** Input material **
— begin —
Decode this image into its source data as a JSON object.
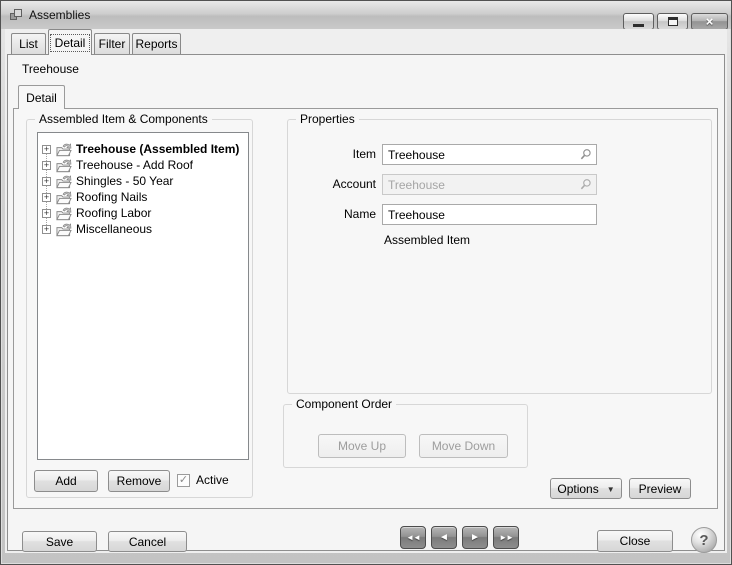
{
  "window": {
    "title": "Assemblies"
  },
  "glyphs": {
    "close_window": "×",
    "expander": "+",
    "dropdown_arrow": "▼",
    "nav_first": "◄◄",
    "nav_prev": "◄",
    "nav_next": "►",
    "nav_last": "►►",
    "help": "?",
    "check": "✓"
  },
  "tabs": {
    "items": [
      "List",
      "Detail",
      "Filter",
      "Reports"
    ],
    "selected": "Detail"
  },
  "record_title": "Treehouse",
  "inner_tab": {
    "label": "Detail"
  },
  "assembly_group": {
    "title": "Assembled Item & Components",
    "items": [
      "Treehouse (Assembled Item)",
      "Treehouse - Add Roof",
      "Shingles - 50 Year",
      "Roofing Nails",
      "Roofing Labor",
      "Miscellaneous"
    ],
    "add": "Add",
    "remove": "Remove",
    "active": {
      "label": "Active",
      "checked": true
    }
  },
  "properties": {
    "title": "Properties",
    "item": {
      "label": "Item",
      "value": "Treehouse"
    },
    "account": {
      "label": "Account",
      "value": "Treehouse",
      "disabled": true
    },
    "name": {
      "label": "Name",
      "value": "Treehouse"
    },
    "type_text": "Assembled Item"
  },
  "component_order": {
    "title": "Component Order",
    "move_up": "Move Up",
    "move_down": "Move Down"
  },
  "buttons": {
    "options": "Options",
    "preview": "Preview",
    "save": "Save",
    "cancel": "Cancel",
    "close": "Close"
  },
  "colors": {
    "panel_bg": "#f5f5f5",
    "titlebar_mid": "#c9c9c9",
    "disabled_text": "#9d9d9d",
    "nav_button": "#8e8e8e",
    "border_dark": "#8e8e8e",
    "groupbox_border": "#d7d7d7"
  }
}
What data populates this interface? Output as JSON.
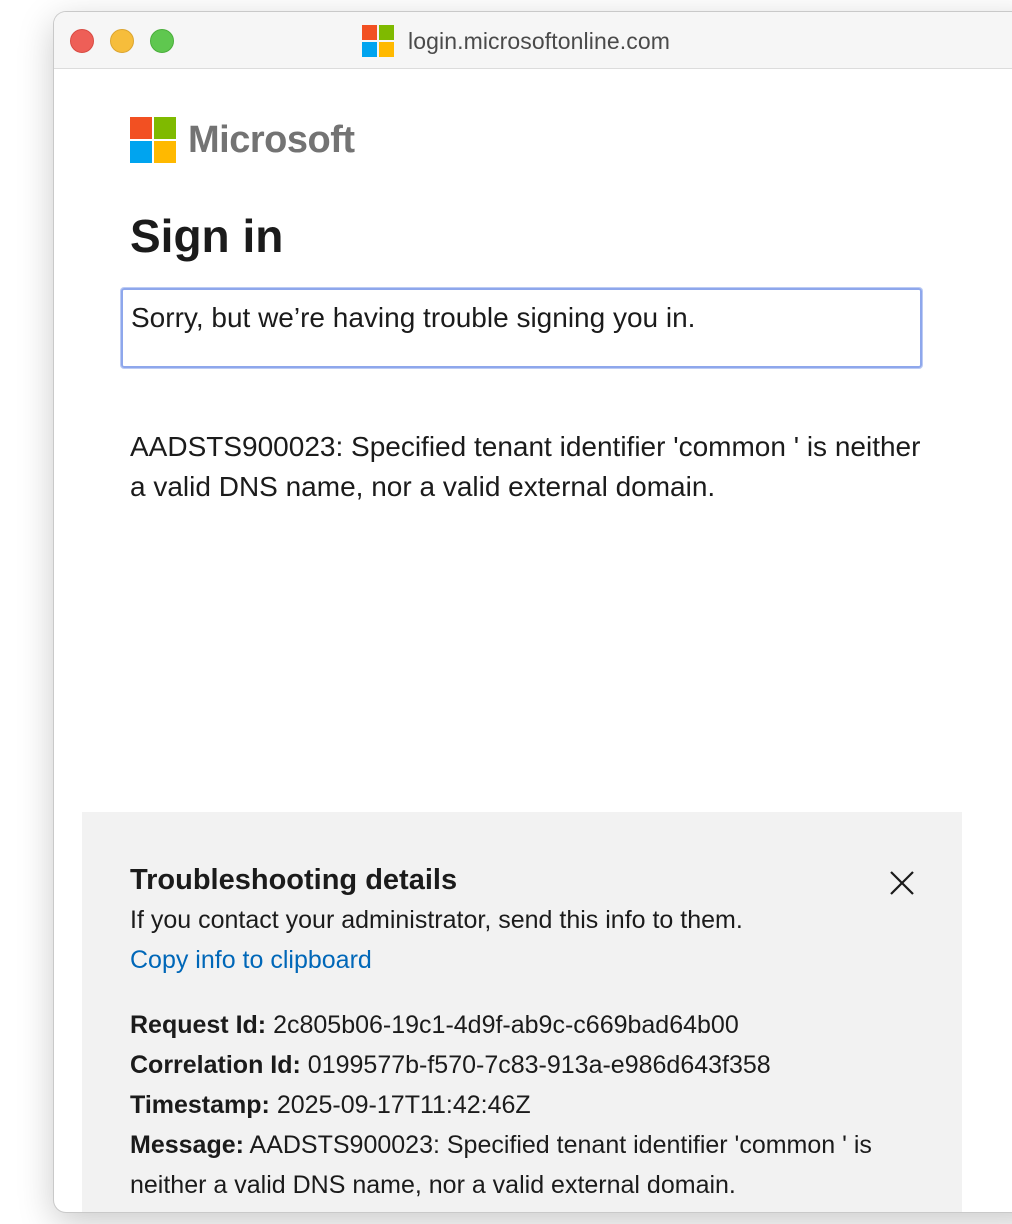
{
  "browser": {
    "url": "login.microsoftonline.com"
  },
  "brand": {
    "name": "Microsoft",
    "colors": {
      "red": "#f25022",
      "green": "#7fba00",
      "blue": "#00a4ef",
      "yellow": "#ffb900"
    }
  },
  "page": {
    "title": "Sign in",
    "error_banner": "Sorry, but we’re having trouble signing you in.",
    "error_message": "AADSTS900023: Specified tenant identifier 'common ' is neither a valid DNS name, nor a valid external domain."
  },
  "troubleshooting": {
    "title": "Troubleshooting details",
    "subtitle": "If you contact your administrator, send this info to them.",
    "copy_link": "Copy info to clipboard",
    "close_icon": "close-icon",
    "details": [
      {
        "key": "Request Id:",
        "value": "2c805b06-19c1-4d9f-ab9c-c669bad64b00"
      },
      {
        "key": "Correlation Id:",
        "value": "0199577b-f570-7c83-913a-e986d643f358"
      },
      {
        "key": "Timestamp:",
        "value": "2025-09-17T11:42:46Z"
      },
      {
        "key": "Message:",
        "value": "AADSTS900023: Specified tenant identifier 'common ' is neither a valid DNS name, nor a valid external domain."
      }
    ]
  }
}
— end —
Nothing in the entries should change as you copy them, except that the pictures are left out.

Decode this image into its source data as a JSON object.
{
  "window": {
    "title": "Assemblies"
  },
  "glyphs": {
    "close_window": "×",
    "expander": "+",
    "dropdown_arrow": "▼",
    "nav_first": "◄◄",
    "nav_prev": "◄",
    "nav_next": "►",
    "nav_last": "►►",
    "help": "?",
    "check": "✓"
  },
  "tabs": {
    "items": [
      "List",
      "Detail",
      "Filter",
      "Reports"
    ],
    "selected": "Detail"
  },
  "record_title": "Treehouse",
  "inner_tab": {
    "label": "Detail"
  },
  "assembly_group": {
    "title": "Assembled Item & Components",
    "items": [
      "Treehouse (Assembled Item)",
      "Treehouse - Add Roof",
      "Shingles - 50 Year",
      "Roofing Nails",
      "Roofing Labor",
      "Miscellaneous"
    ],
    "add": "Add",
    "remove": "Remove",
    "active": {
      "label": "Active",
      "checked": true
    }
  },
  "properties": {
    "title": "Properties",
    "item": {
      "label": "Item",
      "value": "Treehouse"
    },
    "account": {
      "label": "Account",
      "value": "Treehouse",
      "disabled": true
    },
    "name": {
      "label": "Name",
      "value": "Treehouse"
    },
    "type_text": "Assembled Item"
  },
  "component_order": {
    "title": "Component Order",
    "move_up": "Move Up",
    "move_down": "Move Down"
  },
  "buttons": {
    "options": "Options",
    "preview": "Preview",
    "save": "Save",
    "cancel": "Cancel",
    "close": "Close"
  },
  "colors": {
    "panel_bg": "#f5f5f5",
    "titlebar_mid": "#c9c9c9",
    "disabled_text": "#9d9d9d",
    "nav_button": "#8e8e8e",
    "border_dark": "#8e8e8e",
    "groupbox_border": "#d7d7d7"
  }
}
What data populates this interface? Output as JSON.
{
  "browser": {
    "url": "login.microsoftonline.com"
  },
  "brand": {
    "name": "Microsoft",
    "colors": {
      "red": "#f25022",
      "green": "#7fba00",
      "blue": "#00a4ef",
      "yellow": "#ffb900"
    }
  },
  "page": {
    "title": "Sign in",
    "error_banner": "Sorry, but we’re having trouble signing you in.",
    "error_message": "AADSTS900023: Specified tenant identifier 'common ' is neither a valid DNS name, nor a valid external domain."
  },
  "troubleshooting": {
    "title": "Troubleshooting details",
    "subtitle": "If you contact your administrator, send this info to them.",
    "copy_link": "Copy info to clipboard",
    "close_icon": "close-icon",
    "details": [
      {
        "key": "Request Id:",
        "value": "2c805b06-19c1-4d9f-ab9c-c669bad64b00"
      },
      {
        "key": "Correlation Id:",
        "value": "0199577b-f570-7c83-913a-e986d643f358"
      },
      {
        "key": "Timestamp:",
        "value": "2025-09-17T11:42:46Z"
      },
      {
        "key": "Message:",
        "value": "AADSTS900023: Specified tenant identifier 'common ' is neither a valid DNS name, nor a valid external domain."
      }
    ]
  }
}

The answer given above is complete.